■ Task requirements
Can you retype only the lines from the one with "Convert this document image to plain text." through the final line of the material, exactly as given?

-- begin Data lines --

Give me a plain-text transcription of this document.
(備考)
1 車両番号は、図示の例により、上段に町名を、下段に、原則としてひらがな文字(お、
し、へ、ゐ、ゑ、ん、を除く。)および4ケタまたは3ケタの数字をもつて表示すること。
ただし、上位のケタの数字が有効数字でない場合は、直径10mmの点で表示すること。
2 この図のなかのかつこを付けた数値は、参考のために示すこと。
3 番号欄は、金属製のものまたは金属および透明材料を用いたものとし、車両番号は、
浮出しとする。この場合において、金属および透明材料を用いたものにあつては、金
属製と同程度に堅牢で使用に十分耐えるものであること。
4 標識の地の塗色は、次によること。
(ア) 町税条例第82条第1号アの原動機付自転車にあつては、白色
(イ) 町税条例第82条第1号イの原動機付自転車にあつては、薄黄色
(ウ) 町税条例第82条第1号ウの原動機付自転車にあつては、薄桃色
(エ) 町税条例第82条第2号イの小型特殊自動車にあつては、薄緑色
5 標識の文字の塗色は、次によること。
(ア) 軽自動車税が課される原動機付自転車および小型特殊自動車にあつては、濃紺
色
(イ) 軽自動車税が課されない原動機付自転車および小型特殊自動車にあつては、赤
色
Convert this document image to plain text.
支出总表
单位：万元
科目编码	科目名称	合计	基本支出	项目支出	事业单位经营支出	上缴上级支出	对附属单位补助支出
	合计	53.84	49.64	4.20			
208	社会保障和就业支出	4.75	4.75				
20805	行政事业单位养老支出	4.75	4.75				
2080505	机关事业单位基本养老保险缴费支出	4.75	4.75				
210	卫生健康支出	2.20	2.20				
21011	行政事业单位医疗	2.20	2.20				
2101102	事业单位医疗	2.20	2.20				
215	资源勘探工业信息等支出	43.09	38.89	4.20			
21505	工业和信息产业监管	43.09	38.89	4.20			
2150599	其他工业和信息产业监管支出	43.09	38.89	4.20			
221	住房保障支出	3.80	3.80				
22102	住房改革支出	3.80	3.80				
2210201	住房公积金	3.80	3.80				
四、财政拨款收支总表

-- end Data lines --

■ The solution
Convert this document image to plain text.
支出总表
单位：万元
科目编码	科目名称	合计	基本支出	项目支出	事业单位经营支出	上缴上级支出	对附属单位补助支出
	合计	53.84	49.64	4.20			
208	社会保障和就业支出	4.75	4.75				
20805	行政事业单位养老支出	4.75	4.75				
2080505	机关事业单位基本养老保险缴费支出	4.75	4.75				
210	卫生健康支出	2.20	2.20				
21011	行政事业单位医疗	2.20	2.20				
2101102	事业单位医疗	2.20	2.20				
215	资源勘探工业信息等支出	43.09	38.89	4.20			
21505	工业和信息产业监管	43.09	38.89	4.20			
2150599	其他工业和信息产业监管支出	43.09	38.89	4.20			
221	住房保障支出	3.80	3.80				
22102	住房改革支出	3.80	3.80				
2210201	住房公积金	3.80	3.80				
四、财政拨款收支总表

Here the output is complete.